(Bounding box entries)
'''
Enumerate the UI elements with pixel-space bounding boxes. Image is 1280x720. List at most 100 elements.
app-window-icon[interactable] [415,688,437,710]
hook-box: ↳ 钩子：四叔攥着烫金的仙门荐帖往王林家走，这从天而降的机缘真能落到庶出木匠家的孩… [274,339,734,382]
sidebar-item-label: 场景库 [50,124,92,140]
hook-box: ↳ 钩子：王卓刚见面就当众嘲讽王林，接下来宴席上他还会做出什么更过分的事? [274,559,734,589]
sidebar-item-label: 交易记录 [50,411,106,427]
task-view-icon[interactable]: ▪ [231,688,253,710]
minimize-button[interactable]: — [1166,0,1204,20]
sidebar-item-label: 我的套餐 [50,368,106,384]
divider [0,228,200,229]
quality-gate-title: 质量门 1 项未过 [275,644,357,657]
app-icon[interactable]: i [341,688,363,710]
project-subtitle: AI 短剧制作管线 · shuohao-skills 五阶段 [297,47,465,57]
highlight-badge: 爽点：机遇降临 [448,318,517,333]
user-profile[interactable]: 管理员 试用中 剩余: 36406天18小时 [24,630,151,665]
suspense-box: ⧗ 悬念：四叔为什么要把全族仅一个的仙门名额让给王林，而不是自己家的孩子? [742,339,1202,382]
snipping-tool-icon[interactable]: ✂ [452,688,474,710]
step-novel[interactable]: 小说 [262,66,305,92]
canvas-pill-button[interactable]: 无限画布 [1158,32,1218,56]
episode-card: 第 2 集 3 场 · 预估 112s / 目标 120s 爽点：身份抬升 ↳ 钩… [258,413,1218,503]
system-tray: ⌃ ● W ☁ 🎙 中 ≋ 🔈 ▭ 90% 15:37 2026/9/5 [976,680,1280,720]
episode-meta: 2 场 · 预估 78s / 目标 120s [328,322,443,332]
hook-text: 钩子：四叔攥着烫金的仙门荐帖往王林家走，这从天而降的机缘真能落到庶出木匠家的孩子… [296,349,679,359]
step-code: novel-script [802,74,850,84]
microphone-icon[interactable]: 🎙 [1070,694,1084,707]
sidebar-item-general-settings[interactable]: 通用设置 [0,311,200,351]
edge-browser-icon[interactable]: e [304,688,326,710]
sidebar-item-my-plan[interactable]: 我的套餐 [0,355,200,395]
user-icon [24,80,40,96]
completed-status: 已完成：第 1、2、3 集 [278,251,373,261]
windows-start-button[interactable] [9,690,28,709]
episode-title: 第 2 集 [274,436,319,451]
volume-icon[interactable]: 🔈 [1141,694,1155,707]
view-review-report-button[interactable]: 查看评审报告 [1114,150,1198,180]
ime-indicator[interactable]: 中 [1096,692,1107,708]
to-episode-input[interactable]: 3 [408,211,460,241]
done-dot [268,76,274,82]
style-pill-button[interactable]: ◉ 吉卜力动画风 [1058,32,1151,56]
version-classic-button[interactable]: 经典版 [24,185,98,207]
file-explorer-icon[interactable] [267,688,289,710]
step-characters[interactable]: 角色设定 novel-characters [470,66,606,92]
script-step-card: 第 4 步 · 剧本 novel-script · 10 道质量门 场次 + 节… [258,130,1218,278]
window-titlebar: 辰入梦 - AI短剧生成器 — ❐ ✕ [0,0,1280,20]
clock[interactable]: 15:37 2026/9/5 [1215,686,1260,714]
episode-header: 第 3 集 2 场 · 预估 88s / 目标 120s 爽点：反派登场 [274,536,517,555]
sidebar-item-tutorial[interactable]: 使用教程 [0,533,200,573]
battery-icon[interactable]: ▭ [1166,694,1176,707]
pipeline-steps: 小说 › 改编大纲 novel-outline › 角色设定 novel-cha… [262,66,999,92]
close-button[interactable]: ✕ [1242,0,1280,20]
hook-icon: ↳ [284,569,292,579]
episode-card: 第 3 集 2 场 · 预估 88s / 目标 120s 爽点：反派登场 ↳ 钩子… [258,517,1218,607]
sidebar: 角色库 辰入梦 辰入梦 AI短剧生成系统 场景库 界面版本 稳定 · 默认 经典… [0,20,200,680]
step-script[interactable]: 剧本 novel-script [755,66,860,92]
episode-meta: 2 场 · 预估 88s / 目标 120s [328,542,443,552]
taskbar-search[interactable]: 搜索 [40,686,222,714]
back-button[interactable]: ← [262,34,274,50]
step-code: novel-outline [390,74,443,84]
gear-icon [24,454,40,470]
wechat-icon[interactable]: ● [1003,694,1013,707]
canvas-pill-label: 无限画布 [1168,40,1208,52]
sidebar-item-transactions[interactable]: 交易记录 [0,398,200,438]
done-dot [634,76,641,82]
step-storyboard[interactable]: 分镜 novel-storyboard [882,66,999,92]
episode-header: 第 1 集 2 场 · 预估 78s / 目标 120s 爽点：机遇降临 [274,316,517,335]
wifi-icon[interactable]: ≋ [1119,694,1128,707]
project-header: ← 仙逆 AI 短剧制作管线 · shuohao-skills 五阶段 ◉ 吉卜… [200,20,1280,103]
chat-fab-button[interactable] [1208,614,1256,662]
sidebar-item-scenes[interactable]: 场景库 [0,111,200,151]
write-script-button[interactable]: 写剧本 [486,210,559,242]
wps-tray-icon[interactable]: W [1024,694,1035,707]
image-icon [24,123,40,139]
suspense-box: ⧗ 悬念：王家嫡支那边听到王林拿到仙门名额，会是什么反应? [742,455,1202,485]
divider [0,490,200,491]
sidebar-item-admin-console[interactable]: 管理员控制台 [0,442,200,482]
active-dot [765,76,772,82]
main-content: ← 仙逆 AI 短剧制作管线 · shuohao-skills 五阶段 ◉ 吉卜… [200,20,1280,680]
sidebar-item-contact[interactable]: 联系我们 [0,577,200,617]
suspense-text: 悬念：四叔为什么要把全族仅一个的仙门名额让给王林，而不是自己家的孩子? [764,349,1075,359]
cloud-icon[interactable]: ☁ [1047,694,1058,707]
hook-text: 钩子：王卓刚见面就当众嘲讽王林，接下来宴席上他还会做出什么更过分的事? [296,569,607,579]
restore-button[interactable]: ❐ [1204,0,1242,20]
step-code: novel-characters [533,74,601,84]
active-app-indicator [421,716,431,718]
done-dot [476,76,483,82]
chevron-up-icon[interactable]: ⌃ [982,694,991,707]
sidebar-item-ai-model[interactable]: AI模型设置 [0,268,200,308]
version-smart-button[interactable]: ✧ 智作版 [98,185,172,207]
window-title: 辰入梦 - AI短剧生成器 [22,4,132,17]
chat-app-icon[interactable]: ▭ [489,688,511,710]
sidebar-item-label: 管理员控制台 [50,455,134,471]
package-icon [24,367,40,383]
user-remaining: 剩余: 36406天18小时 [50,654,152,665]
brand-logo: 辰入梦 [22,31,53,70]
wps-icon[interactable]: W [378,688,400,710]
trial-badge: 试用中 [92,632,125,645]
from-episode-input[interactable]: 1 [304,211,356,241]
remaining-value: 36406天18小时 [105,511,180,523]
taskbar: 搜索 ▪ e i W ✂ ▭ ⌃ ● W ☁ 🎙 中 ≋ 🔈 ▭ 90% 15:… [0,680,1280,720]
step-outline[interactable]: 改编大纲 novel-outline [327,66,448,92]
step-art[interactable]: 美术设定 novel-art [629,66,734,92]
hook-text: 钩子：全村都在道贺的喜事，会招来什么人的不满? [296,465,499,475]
'''
Please print these lines exactly as they appear.

Enumerate the UI elements with pixel-space bounding boxes. Image is 1280x720. List at most 100 elements.
app-window-icon[interactable] [415,688,437,710]
hook-box: ↳ 钩子：四叔攥着烫金的仙门荐帖往王林家走，这从天而降的机缘真能落到庶出木匠家的孩… [274,339,734,382]
sidebar-item-label: 场景库 [50,124,92,140]
hook-box: ↳ 钩子：王卓刚见面就当众嘲讽王林，接下来宴席上他还会做出什么更过分的事? [274,559,734,589]
sidebar-item-label: 交易记录 [50,411,106,427]
task-view-icon[interactable]: ▪ [231,688,253,710]
minimize-button[interactable]: — [1166,0,1204,20]
sidebar-item-label: 我的套餐 [50,368,106,384]
divider [0,228,200,229]
quality-gate-title: 质量门 1 项未过 [275,644,357,657]
app-icon[interactable]: i [341,688,363,710]
project-subtitle: AI 短剧制作管线 · shuohao-skills 五阶段 [297,47,465,57]
highlight-badge: 爽点：机遇降临 [448,318,517,333]
user-profile[interactable]: 管理员 试用中 剩余: 36406天18小时 [24,630,151,665]
suspense-box: ⧗ 悬念：四叔为什么要把全族仅一个的仙门名额让给王林，而不是自己家的孩子? [742,339,1202,382]
snipping-tool-icon[interactable]: ✂ [452,688,474,710]
step-novel[interactable]: 小说 [262,66,305,92]
canvas-pill-button[interactable]: 无限画布 [1158,32,1218,56]
episode-card: 第 2 集 3 场 · 预估 112s / 目标 120s 爽点：身份抬升 ↳ 钩… [258,413,1218,503]
system-tray: ⌃ ● W ☁ 🎙 中 ≋ 🔈 ▭ 90% 15:37 2026/9/5 [976,680,1280,720]
episode-meta: 2 场 · 预估 78s / 目标 120s [328,322,443,332]
hook-text: 钩子：四叔攥着烫金的仙门荐帖往王林家走，这从天而降的机缘真能落到庶出木匠家的孩子… [296,349,679,359]
step-code: novel-script [802,74,850,84]
microphone-icon[interactable]: 🎙 [1070,694,1084,707]
sidebar-item-general-settings[interactable]: 通用设置 [0,311,200,351]
edge-browser-icon[interactable]: e [304,688,326,710]
sidebar-item-my-plan[interactable]: 我的套餐 [0,355,200,395]
user-icon [24,80,40,96]
completed-status: 已完成：第 1、2、3 集 [278,251,373,261]
windows-start-button[interactable] [9,690,28,709]
episode-title: 第 2 集 [274,436,319,451]
volume-icon[interactable]: 🔈 [1141,694,1155,707]
view-review-report-button[interactable]: 查看评审报告 [1114,150,1198,180]
ime-indicator[interactable]: 中 [1096,692,1107,708]
to-episode-input[interactable]: 3 [408,211,460,241]
done-dot [268,76,274,82]
style-pill-button[interactable]: ◉ 吉卜力动画风 [1058,32,1151,56]
version-classic-button[interactable]: 经典版 [24,185,98,207]
file-explorer-icon[interactable] [267,688,289,710]
step-characters[interactable]: 角色设定 novel-characters [470,66,606,92]
script-step-card: 第 4 步 · 剧本 novel-script · 10 道质量门 场次 + 节… [258,130,1218,278]
window-titlebar: 辰入梦 - AI短剧生成器 — ❐ ✕ [0,0,1280,20]
clock[interactable]: 15:37 2026/9/5 [1215,686,1260,714]
episode-header: 第 3 集 2 场 · 预估 88s / 目标 120s 爽点：反派登场 [274,536,517,555]
sidebar-item-tutorial[interactable]: 使用教程 [0,533,200,573]
battery-icon[interactable]: ▭ [1166,694,1176,707]
pipeline-steps: 小说 › 改编大纲 novel-outline › 角色设定 novel-cha… [262,66,999,92]
close-button[interactable]: ✕ [1242,0,1280,20]
hook-icon: ↳ [284,569,292,579]
episode-card: 第 3 集 2 场 · 预估 88s / 目标 120s 爽点：反派登场 ↳ 钩子… [258,517,1218,607]
sidebar: 角色库 辰入梦 辰入梦 AI短剧生成系统 场景库 界面版本 稳定 · 默认 经典… [0,20,200,680]
step-script[interactable]: 剧本 novel-script [755,66,860,92]
episode-meta: 2 场 · 预估 88s / 目标 120s [328,542,443,552]
taskbar-search[interactable]: 搜索 [40,686,222,714]
back-button[interactable]: ← [262,34,274,50]
step-code: novel-outline [390,74,443,84]
gear-icon [24,454,40,470]
wechat-icon[interactable]: ● [1003,694,1013,707]
canvas-pill-label: 无限画布 [1168,40,1208,52]
sidebar-item-transactions[interactable]: 交易记录 [0,398,200,438]
done-dot [634,76,641,82]
step-storyboard[interactable]: 分镜 novel-storyboard [882,66,999,92]
episode-header: 第 1 集 2 场 · 预估 78s / 目标 120s 爽点：机遇降临 [274,316,517,335]
wifi-icon[interactable]: ≋ [1119,694,1128,707]
project-header: ← 仙逆 AI 短剧制作管线 · shuohao-skills 五阶段 ◉ 吉卜… [200,20,1280,103]
chat-fab-button[interactable] [1208,614,1256,662]
sidebar-item-scenes[interactable]: 场景库 [0,111,200,151]
write-script-button[interactable]: 写剧本 [486,210,559,242]
wps-tray-icon[interactable]: W [1024,694,1035,707]
image-icon [24,123,40,139]
suspense-box: ⧗ 悬念：王家嫡支那边听到王林拿到仙门名额，会是什么反应? [742,455,1202,485]
divider [0,490,200,491]
sidebar-item-admin-console[interactable]: 管理员控制台 [0,442,200,482]
active-dot [765,76,772,82]
main-content: ← 仙逆 AI 短剧制作管线 · shuohao-skills 五阶段 ◉ 吉卜… [200,20,1280,680]
sidebar-item-contact[interactable]: 联系我们 [0,577,200,617]
suspense-text: 悬念：四叔为什么要把全族仅一个的仙门名额让给王林，而不是自己家的孩子? [764,349,1075,359]
cloud-icon[interactable]: ☁ [1047,694,1058,707]
hook-text: 钩子：王卓刚见面就当众嘲讽王林，接下来宴席上他还会做出什么更过分的事? [296,569,607,579]
restore-button[interactable]: ❐ [1204,0,1242,20]
step-code: novel-characters [533,74,601,84]
active-app-indicator [421,716,431,718]
done-dot [476,76,483,82]
chevron-up-icon[interactable]: ⌃ [982,694,991,707]
sidebar-item-ai-model[interactable]: AI模型设置 [0,268,200,308]
version-smart-button[interactable]: ✧ 智作版 [98,185,172,207]
window-title: 辰入梦 - AI短剧生成器 [22,4,132,17]
chat-app-icon[interactable]: ▭ [489,688,511,710]
sidebar-item-label: 管理员控制台 [50,455,134,471]
package-icon [24,367,40,383]
user-remaining: 剩余: 36406天18小时 [50,654,152,665]
brand-logo: 辰入梦 [22,31,53,70]
wps-icon[interactable]: W [378,688,400,710]
trial-badge: 试用中 [92,632,125,645]
from-episode-input[interactable]: 1 [304,211,356,241]
remaining-value: 36406天18小时 [105,511,180,523]
taskbar: 搜索 ▪ e i W ✂ ▭ ⌃ ● W ☁ 🎙 中 ≋ 🔈 ▭ 90% 15:… [0,680,1280,720]
step-outline[interactable]: 改编大纲 novel-outline [327,66,448,92]
step-art[interactable]: 美术设定 novel-art [629,66,734,92]
hook-text: 钩子：全村都在道贺的喜事，会招来什么人的不满? [296,465,499,475]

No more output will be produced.